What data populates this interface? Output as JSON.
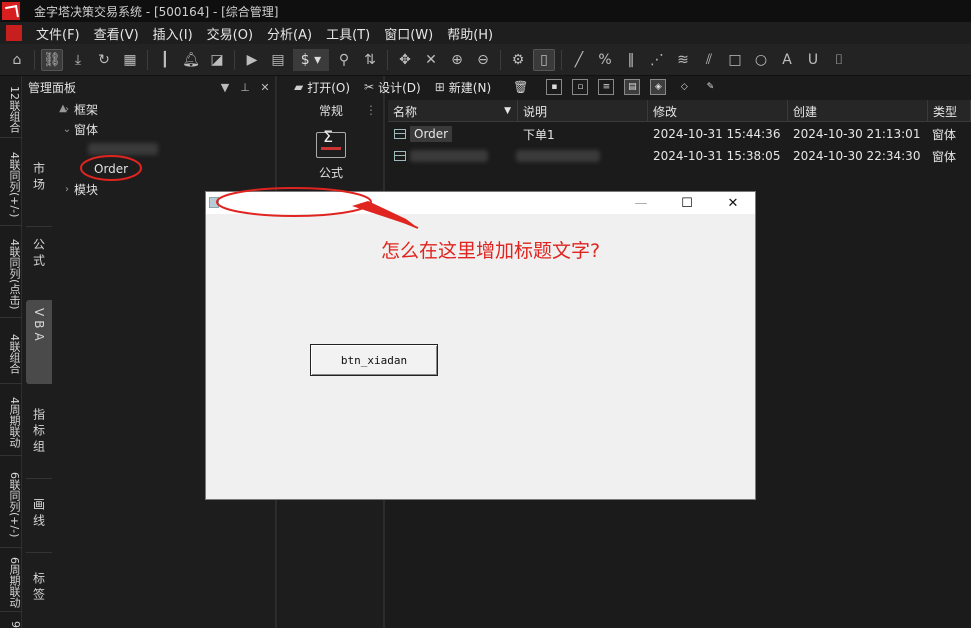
{
  "window": {
    "title": "金字塔决策交易系统 - [500164] - [综合管理]"
  },
  "menu": [
    "文件(F)",
    "查看(V)",
    "插入(I)",
    "交易(O)",
    "分析(A)",
    "工具(T)",
    "窗口(W)",
    "帮助(H)"
  ],
  "toolbar": {
    "dollar_label": "$"
  },
  "left_tabs": [
    "12联组合",
    "4联同列(+/-)",
    "4联同列(点击)",
    "4联组合",
    "4周期联动",
    "6联同列(+/-)",
    "6周期联动",
    "9"
  ],
  "mgmt_panel": {
    "title": "管理面板",
    "pin_icon": "pin-icon",
    "close_icon": "close-icon",
    "categories": [
      "市场",
      "公式",
      "VBA",
      "指标组",
      "画线",
      "标签"
    ],
    "active_category": "VBA",
    "tree": {
      "framework": "框架",
      "forms": "窗体",
      "form_order": "Order",
      "modules": "模块"
    }
  },
  "toolbox": {
    "header": "常规",
    "formula_label": "公式"
  },
  "action_bar": {
    "open": "打开(O)",
    "design": "设计(D)",
    "new": "新建(N)"
  },
  "table": {
    "headers": [
      "名称",
      "说明",
      "修改",
      "创建",
      "类型"
    ],
    "rows": [
      {
        "name": "Order",
        "desc": "下单1",
        "modified": "2024-10-31 15:44:36",
        "created": "2024-10-30 21:13:01",
        "type": "窗体"
      },
      {
        "name": "",
        "desc": "",
        "modified": "2024-10-31 15:38:05",
        "created": "2024-10-30 22:34:30",
        "type": "窗体"
      }
    ]
  },
  "dialog": {
    "title": "",
    "button_label": "btn_xiadan"
  },
  "annotation": {
    "text": "怎么在这里增加标题文字?",
    "color": "#e0241f"
  }
}
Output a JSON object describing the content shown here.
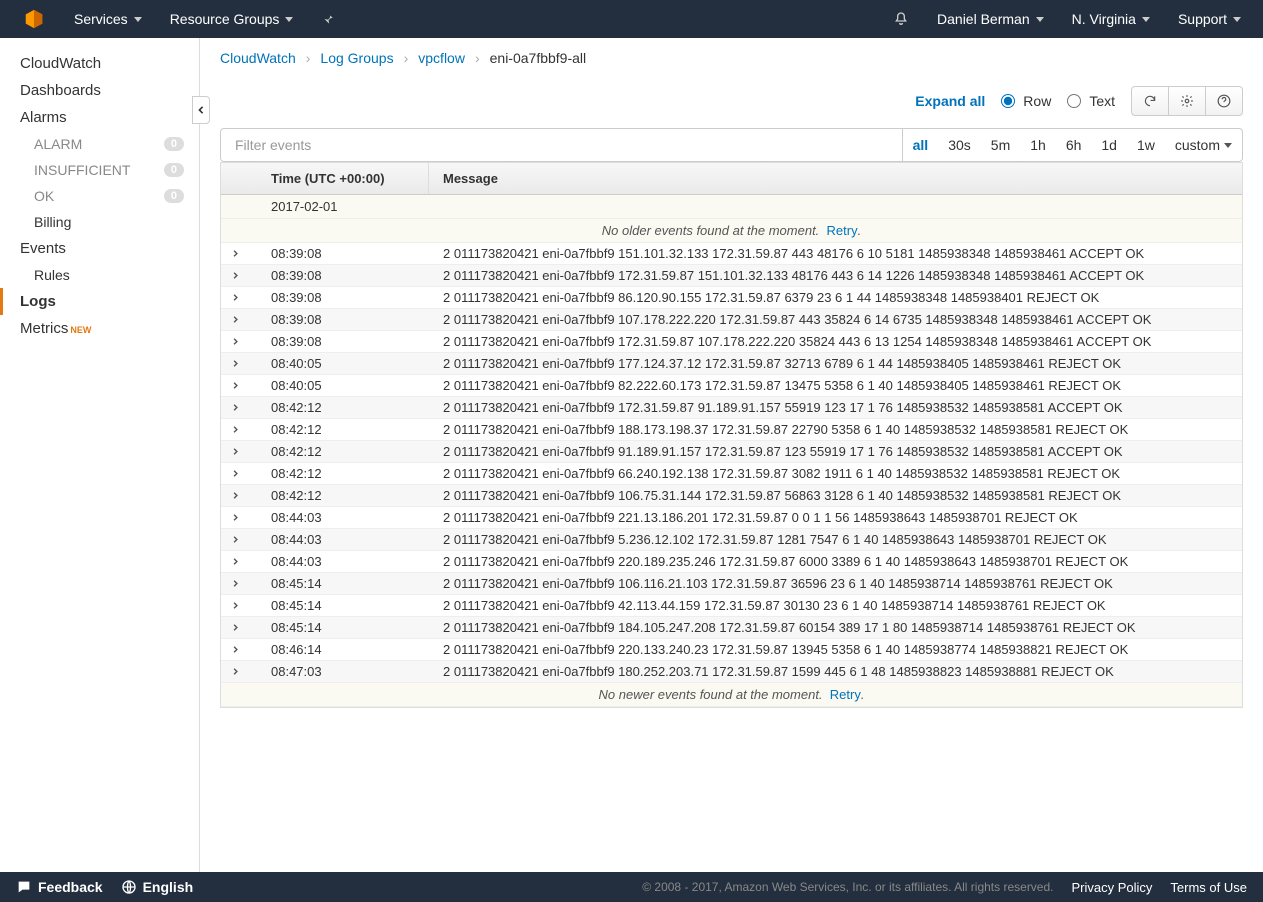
{
  "topnav": {
    "services": "Services",
    "resource_groups": "Resource Groups",
    "user": "Daniel Berman",
    "region": "N. Virginia",
    "support": "Support"
  },
  "sidebar": {
    "items": [
      {
        "label": "CloudWatch",
        "type": "main"
      },
      {
        "label": "Dashboards",
        "type": "main"
      },
      {
        "label": "Alarms",
        "type": "main"
      },
      {
        "label": "ALARM",
        "type": "sub",
        "badge": "0"
      },
      {
        "label": "INSUFFICIENT",
        "type": "sub",
        "badge": "0"
      },
      {
        "label": "OK",
        "type": "sub",
        "badge": "0"
      },
      {
        "label": "Billing",
        "type": "sub",
        "enabled": true
      },
      {
        "label": "Events",
        "type": "main"
      },
      {
        "label": "Rules",
        "type": "sub",
        "enabled": true
      },
      {
        "label": "Logs",
        "type": "main",
        "active": true
      },
      {
        "label": "Metrics",
        "type": "main",
        "new": true
      }
    ]
  },
  "breadcrumb": {
    "items": [
      "CloudWatch",
      "Log Groups",
      "vpcflow"
    ],
    "current": "eni-0a7fbbf9-all"
  },
  "toolbar": {
    "expand_all": "Expand all",
    "row_label": "Row",
    "text_label": "Text"
  },
  "filter": {
    "placeholder": "Filter events",
    "ranges": [
      "all",
      "30s",
      "5m",
      "1h",
      "6h",
      "1d",
      "1w",
      "custom"
    ]
  },
  "table": {
    "col_time": "Time (UTC +00:00)",
    "col_msg": "Message",
    "date": "2017-02-01",
    "no_older": "No older events found at the moment.",
    "no_newer": "No newer events found at the moment.",
    "retry": "Retry",
    "rows": [
      {
        "t": "08:39:08",
        "m": "2 011173820421 eni-0a7fbbf9 151.101.32.133 172.31.59.87 443 48176 6 10 5181 1485938348 1485938461 ACCEPT OK"
      },
      {
        "t": "08:39:08",
        "m": "2 011173820421 eni-0a7fbbf9 172.31.59.87 151.101.32.133 48176 443 6 14 1226 1485938348 1485938461 ACCEPT OK"
      },
      {
        "t": "08:39:08",
        "m": "2 011173820421 eni-0a7fbbf9 86.120.90.155 172.31.59.87 6379 23 6 1 44 1485938348 1485938401 REJECT OK"
      },
      {
        "t": "08:39:08",
        "m": "2 011173820421 eni-0a7fbbf9 107.178.222.220 172.31.59.87 443 35824 6 14 6735 1485938348 1485938461 ACCEPT OK"
      },
      {
        "t": "08:39:08",
        "m": "2 011173820421 eni-0a7fbbf9 172.31.59.87 107.178.222.220 35824 443 6 13 1254 1485938348 1485938461 ACCEPT OK"
      },
      {
        "t": "08:40:05",
        "m": "2 011173820421 eni-0a7fbbf9 177.124.37.12 172.31.59.87 32713 6789 6 1 44 1485938405 1485938461 REJECT OK"
      },
      {
        "t": "08:40:05",
        "m": "2 011173820421 eni-0a7fbbf9 82.222.60.173 172.31.59.87 13475 5358 6 1 40 1485938405 1485938461 REJECT OK"
      },
      {
        "t": "08:42:12",
        "m": "2 011173820421 eni-0a7fbbf9 172.31.59.87 91.189.91.157 55919 123 17 1 76 1485938532 1485938581 ACCEPT OK"
      },
      {
        "t": "08:42:12",
        "m": "2 011173820421 eni-0a7fbbf9 188.173.198.37 172.31.59.87 22790 5358 6 1 40 1485938532 1485938581 REJECT OK"
      },
      {
        "t": "08:42:12",
        "m": "2 011173820421 eni-0a7fbbf9 91.189.91.157 172.31.59.87 123 55919 17 1 76 1485938532 1485938581 ACCEPT OK"
      },
      {
        "t": "08:42:12",
        "m": "2 011173820421 eni-0a7fbbf9 66.240.192.138 172.31.59.87 3082 1911 6 1 40 1485938532 1485938581 REJECT OK"
      },
      {
        "t": "08:42:12",
        "m": "2 011173820421 eni-0a7fbbf9 106.75.31.144 172.31.59.87 56863 3128 6 1 40 1485938532 1485938581 REJECT OK"
      },
      {
        "t": "08:44:03",
        "m": "2 011173820421 eni-0a7fbbf9 221.13.186.201 172.31.59.87 0 0 1 1 56 1485938643 1485938701 REJECT OK"
      },
      {
        "t": "08:44:03",
        "m": "2 011173820421 eni-0a7fbbf9 5.236.12.102 172.31.59.87 1281 7547 6 1 40 1485938643 1485938701 REJECT OK"
      },
      {
        "t": "08:44:03",
        "m": "2 011173820421 eni-0a7fbbf9 220.189.235.246 172.31.59.87 6000 3389 6 1 40 1485938643 1485938701 REJECT OK"
      },
      {
        "t": "08:45:14",
        "m": "2 011173820421 eni-0a7fbbf9 106.116.21.103 172.31.59.87 36596 23 6 1 40 1485938714 1485938761 REJECT OK"
      },
      {
        "t": "08:45:14",
        "m": "2 011173820421 eni-0a7fbbf9 42.113.44.159 172.31.59.87 30130 23 6 1 40 1485938714 1485938761 REJECT OK"
      },
      {
        "t": "08:45:14",
        "m": "2 011173820421 eni-0a7fbbf9 184.105.247.208 172.31.59.87 60154 389 17 1 80 1485938714 1485938761 REJECT OK"
      },
      {
        "t": "08:46:14",
        "m": "2 011173820421 eni-0a7fbbf9 220.133.240.23 172.31.59.87 13945 5358 6 1 40 1485938774 1485938821 REJECT OK"
      },
      {
        "t": "08:47:03",
        "m": "2 011173820421 eni-0a7fbbf9 180.252.203.71 172.31.59.87 1599 445 6 1 48 1485938823 1485938881 REJECT OK"
      }
    ]
  },
  "footer": {
    "feedback": "Feedback",
    "language": "English",
    "copyright": "© 2008 - 2017, Amazon Web Services, Inc. or its affiliates. All rights reserved.",
    "privacy": "Privacy Policy",
    "terms": "Terms of Use"
  }
}
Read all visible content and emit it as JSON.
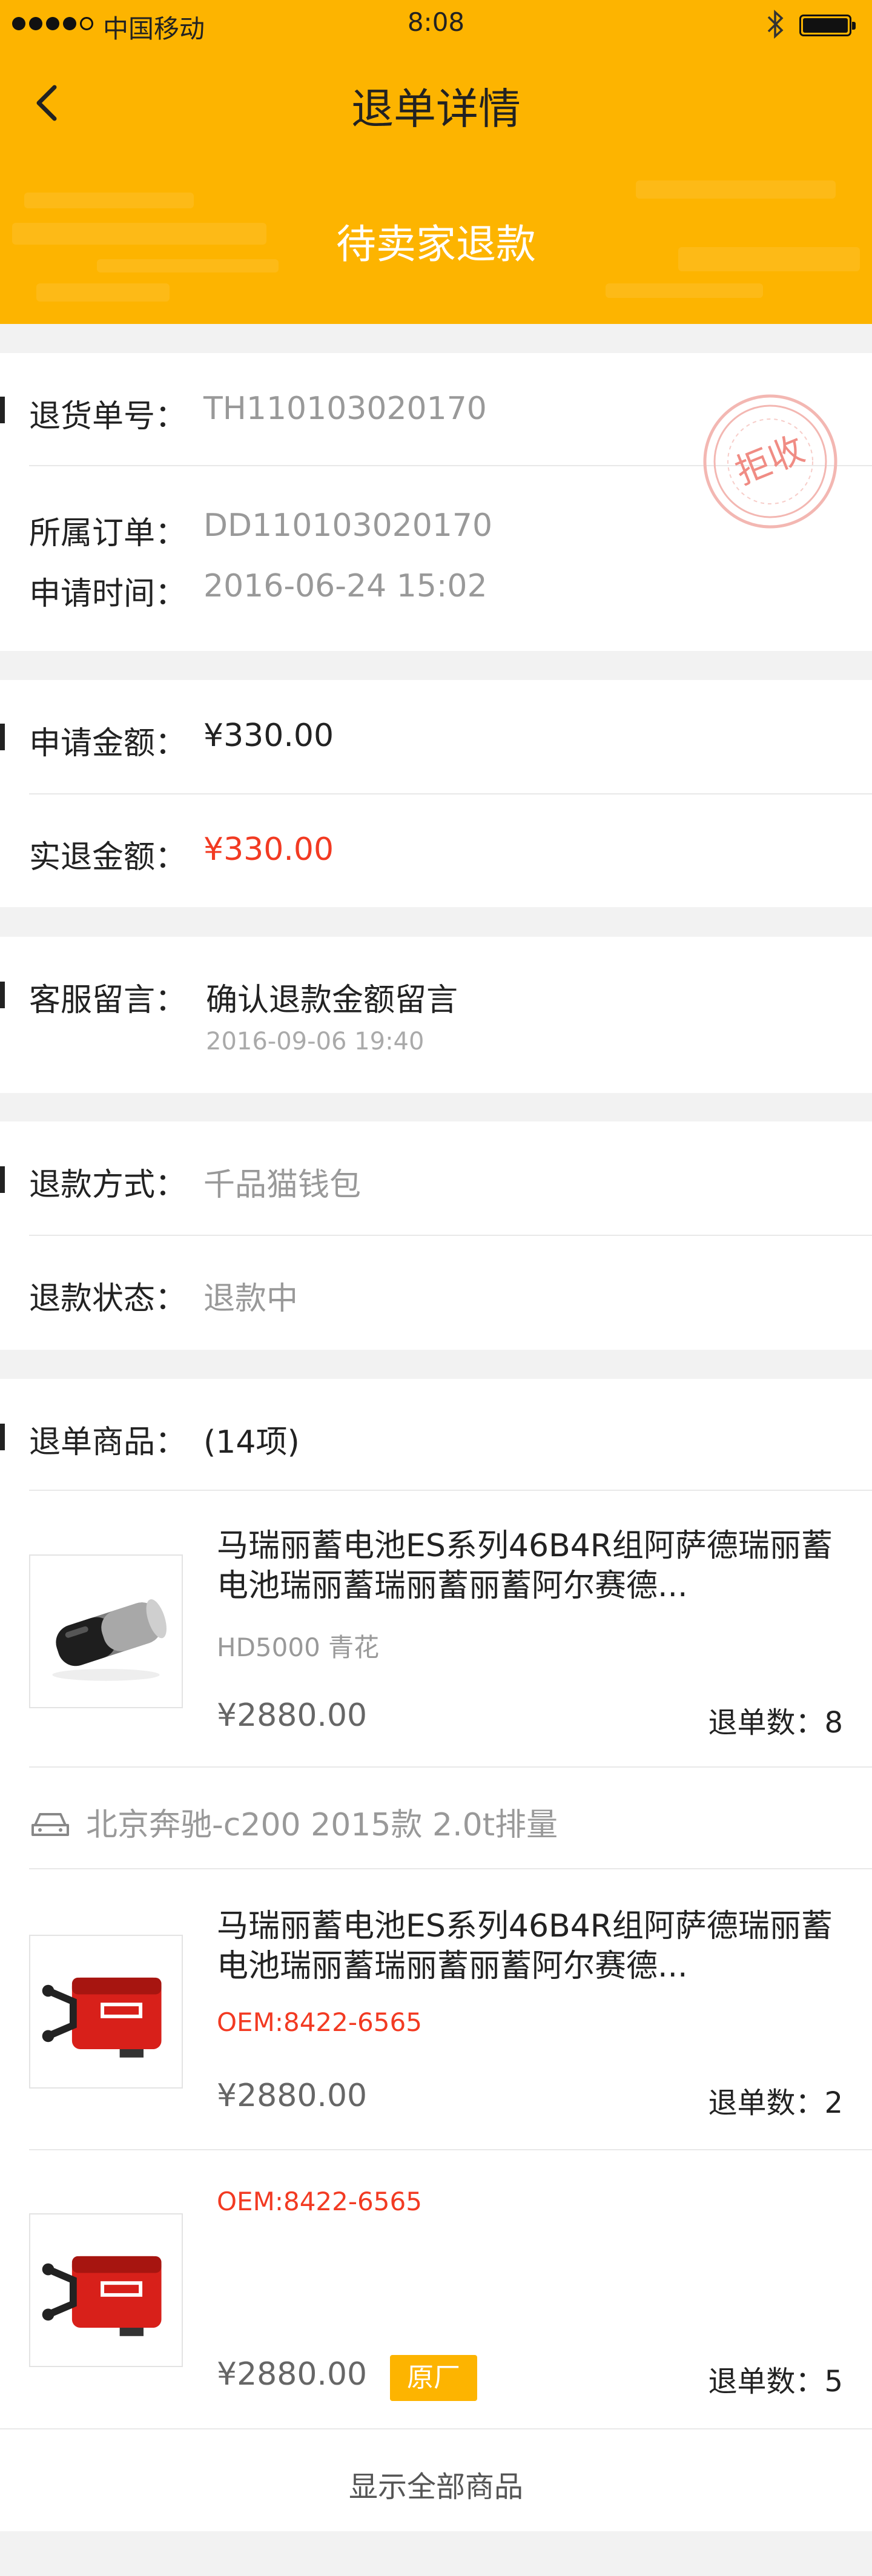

····················

Gather and copy every line of the data in which the string "JSON" is found.

What data populates this interface? Output as JSON.
Output a JSON object describing the content shown here.
Read all visible content and emit it as JSON.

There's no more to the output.